WRITTEN INSTRUCTION
Write the next part of the passage on film grain synthesis and post-cinematic theory, picking up after its final sentence.

TEXT SECTION
Shane Denson, a prominent scholar of the Post-Cinema, notes in his seminal work Discorrelated Images: “We do not usually think of our screens as cameras, but that is precisely what smart tvs and computational display devices of all sorts in fact are: each screening of a (digital or digitized) ‘film’ becomes in fact a refilming of it, as the smart tv generates millions of original images, more than the original film itself—images unanticipated by the filmmaker and not contained in the source material. To ‘render’ the film computationally is in fact to offer an original rendition of it, never before performed, and hence to re-produce the film through a decidedly post-cinematic camera” (41). Denson’s conception of the screen as a “camera,” therefore suggesting the breakdown between exhibition, post-production, and even cinematic capture itself, is one of the hallmarks of the post-cinematic mode. The film grain synthesis capabilities of AV1 surely illustrate Denson’s point, effectively recreating even the artifacts in an end-user process that is possibly a more obvious screen-as-camera mechanism than the motion smoothing television feature he mentions (after all, the new Arri Alexa 35 cinema cameras feature a digital film grain generation mechanism of its own).

But perhaps, we can look back to find an exploratory conception of film grain synthesis. Instead of a digital future, a cinematic past could offer some connections. The fracturing of cinema as an experience is a hallmark of post-cinematic theory, but is it possible some answers lie in the distant history of film? And yes, literally, celluloid film? Mary Ann Doane remarks that there was a perceivable lack of sound in the early cinema that resulted in “the gestures and contortions of the face” (33). With the advent of the Vitaphone, the film industry could record sound and play it back in theaters on a completely separate system, “timed” to sound (Gitt 262). The ontological relationship here is clear: a lack of film grain in digital images means we pursue a double system technology in order to bring the artifacts back in a similar pursuit to how early cinema managed to bring sound into the fold (after all, digital artifacting is referred to as noise). Except instead of a lack that we can perceive in a hypothetical future, in the case of cinema’s sound, we experience a lack of the past that must be solved with new digital algorithms.

GIVEN RECORDS

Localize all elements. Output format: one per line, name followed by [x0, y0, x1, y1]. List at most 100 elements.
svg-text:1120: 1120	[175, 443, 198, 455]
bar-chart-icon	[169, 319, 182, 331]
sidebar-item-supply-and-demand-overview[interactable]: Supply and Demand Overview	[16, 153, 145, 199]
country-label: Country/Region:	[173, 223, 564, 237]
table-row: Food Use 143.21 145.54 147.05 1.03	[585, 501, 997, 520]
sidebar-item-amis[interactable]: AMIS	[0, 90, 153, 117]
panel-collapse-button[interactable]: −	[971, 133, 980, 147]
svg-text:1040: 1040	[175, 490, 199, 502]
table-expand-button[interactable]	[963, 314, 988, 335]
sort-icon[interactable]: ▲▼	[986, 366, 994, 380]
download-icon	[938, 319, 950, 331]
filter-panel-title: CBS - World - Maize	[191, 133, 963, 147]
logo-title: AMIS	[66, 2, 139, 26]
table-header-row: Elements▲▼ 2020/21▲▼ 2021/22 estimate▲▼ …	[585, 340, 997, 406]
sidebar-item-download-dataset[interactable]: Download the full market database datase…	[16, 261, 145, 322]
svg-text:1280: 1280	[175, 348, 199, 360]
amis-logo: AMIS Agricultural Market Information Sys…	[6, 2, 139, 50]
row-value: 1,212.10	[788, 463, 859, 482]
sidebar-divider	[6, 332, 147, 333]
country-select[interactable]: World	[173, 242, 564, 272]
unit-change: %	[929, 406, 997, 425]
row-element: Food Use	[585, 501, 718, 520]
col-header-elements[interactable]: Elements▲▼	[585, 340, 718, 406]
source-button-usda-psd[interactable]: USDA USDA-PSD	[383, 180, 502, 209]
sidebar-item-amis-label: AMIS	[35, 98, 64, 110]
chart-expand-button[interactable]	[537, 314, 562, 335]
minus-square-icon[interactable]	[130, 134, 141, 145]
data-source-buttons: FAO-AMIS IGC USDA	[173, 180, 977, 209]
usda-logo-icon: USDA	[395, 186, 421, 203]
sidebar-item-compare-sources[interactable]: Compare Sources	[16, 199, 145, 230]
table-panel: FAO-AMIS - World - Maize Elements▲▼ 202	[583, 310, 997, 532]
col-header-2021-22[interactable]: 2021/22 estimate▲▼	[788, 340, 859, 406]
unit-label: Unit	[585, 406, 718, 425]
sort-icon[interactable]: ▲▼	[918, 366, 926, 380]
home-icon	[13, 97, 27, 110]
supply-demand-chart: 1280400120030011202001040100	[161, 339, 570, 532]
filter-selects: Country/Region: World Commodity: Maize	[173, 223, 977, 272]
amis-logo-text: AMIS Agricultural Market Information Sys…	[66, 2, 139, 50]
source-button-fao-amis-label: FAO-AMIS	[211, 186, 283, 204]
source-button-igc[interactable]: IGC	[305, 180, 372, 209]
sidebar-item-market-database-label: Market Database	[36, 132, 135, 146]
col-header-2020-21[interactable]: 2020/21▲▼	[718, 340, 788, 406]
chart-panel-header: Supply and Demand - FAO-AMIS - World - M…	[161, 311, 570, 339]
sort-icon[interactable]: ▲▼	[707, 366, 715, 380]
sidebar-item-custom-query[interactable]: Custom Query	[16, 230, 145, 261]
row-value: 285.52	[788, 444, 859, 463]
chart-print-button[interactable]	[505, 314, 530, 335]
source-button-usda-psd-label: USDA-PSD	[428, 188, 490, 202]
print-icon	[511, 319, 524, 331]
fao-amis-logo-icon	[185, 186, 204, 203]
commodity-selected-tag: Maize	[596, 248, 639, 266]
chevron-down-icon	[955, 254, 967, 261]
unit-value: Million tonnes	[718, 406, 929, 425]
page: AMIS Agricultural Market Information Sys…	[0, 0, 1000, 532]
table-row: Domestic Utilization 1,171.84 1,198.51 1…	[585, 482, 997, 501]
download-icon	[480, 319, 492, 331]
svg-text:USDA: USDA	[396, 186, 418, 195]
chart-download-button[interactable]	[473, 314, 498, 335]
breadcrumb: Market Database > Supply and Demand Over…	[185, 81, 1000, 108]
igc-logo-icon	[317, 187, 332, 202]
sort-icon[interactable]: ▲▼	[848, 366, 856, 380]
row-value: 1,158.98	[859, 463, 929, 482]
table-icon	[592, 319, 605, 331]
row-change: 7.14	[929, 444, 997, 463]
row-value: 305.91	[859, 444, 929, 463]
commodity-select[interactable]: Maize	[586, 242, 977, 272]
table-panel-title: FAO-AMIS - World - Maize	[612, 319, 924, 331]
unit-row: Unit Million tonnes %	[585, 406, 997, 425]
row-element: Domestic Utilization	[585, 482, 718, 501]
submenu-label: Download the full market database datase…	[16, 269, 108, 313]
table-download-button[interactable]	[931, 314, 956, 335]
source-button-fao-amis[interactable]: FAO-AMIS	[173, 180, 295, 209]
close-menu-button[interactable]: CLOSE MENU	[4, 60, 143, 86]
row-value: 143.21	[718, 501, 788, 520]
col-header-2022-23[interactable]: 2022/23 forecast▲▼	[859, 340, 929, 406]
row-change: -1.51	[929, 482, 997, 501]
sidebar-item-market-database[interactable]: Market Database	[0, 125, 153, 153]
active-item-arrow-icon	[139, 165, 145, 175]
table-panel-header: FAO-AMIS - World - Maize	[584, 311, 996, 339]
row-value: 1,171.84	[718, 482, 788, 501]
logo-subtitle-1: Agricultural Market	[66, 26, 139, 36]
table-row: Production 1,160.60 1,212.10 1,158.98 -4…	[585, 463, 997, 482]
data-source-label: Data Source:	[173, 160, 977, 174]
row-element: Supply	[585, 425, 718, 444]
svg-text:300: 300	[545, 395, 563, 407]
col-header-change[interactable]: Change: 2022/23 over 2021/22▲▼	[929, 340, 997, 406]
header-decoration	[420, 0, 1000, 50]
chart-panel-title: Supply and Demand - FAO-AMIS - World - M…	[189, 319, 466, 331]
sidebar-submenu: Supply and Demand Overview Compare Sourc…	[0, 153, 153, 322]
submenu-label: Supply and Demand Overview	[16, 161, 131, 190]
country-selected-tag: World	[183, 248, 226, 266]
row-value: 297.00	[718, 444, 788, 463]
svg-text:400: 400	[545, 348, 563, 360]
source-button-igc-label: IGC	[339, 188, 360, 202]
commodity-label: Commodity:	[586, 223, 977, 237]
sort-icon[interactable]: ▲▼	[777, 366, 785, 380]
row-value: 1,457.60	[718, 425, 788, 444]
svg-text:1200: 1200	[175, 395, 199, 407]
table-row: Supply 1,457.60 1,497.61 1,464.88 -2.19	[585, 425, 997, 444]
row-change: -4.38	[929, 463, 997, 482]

TASK ANSWER
In Claire Cronin’s book “Blue Light of the Screen: On Horror, Ghosts, and God,” Cronin reflects on the nature of digital images and their relationship to the photograph: “A ghost, in Catholic speechlessness, is like a photograph or silent film. A demon, with its howls and its promises, is more like a TV. Because both demons and ghosts lack physical bodies, however, we could say that all spirits are akin to electronic media. Flickering between presence and absence, able to cross boundaries of space and time, this media is ontologically ghostly. It is as incorporeal as thought… Because horror’s ghosts are noisy and rarely come for prayers, they are ‘phantoms’ rather than souls — from the Greek phantasma: image, unreality. Inside the screen, ghostly apparitions are made of light and time, and now, most often, digitized. The silicon-age phantom seems most virtual: unreal as both a superstitious fiction and an immaterial form. The power of this medium lies in its ancestor, photography, which reveals its pact with death in portraits of real ghosts: images of people once alive and now deceased. Like death, the camera takes a moving body and cuts it off from time, freezing it in its last place. The photo is a death mask, a memorial, a corpse” (47). Perhaps this synthesis algorithm in practice acts as a sort-of transubstantiation, an attempt to make the phantom of digital streaming media, in its perfect, smoothed out form, whole again. To experience living, textural cinema through the choked-out processes of streaming, we have resorted to eliminating the grain altogether, and reconstituting the image with our own algorithmic jumping artifacts.

To me, this is a ghost story.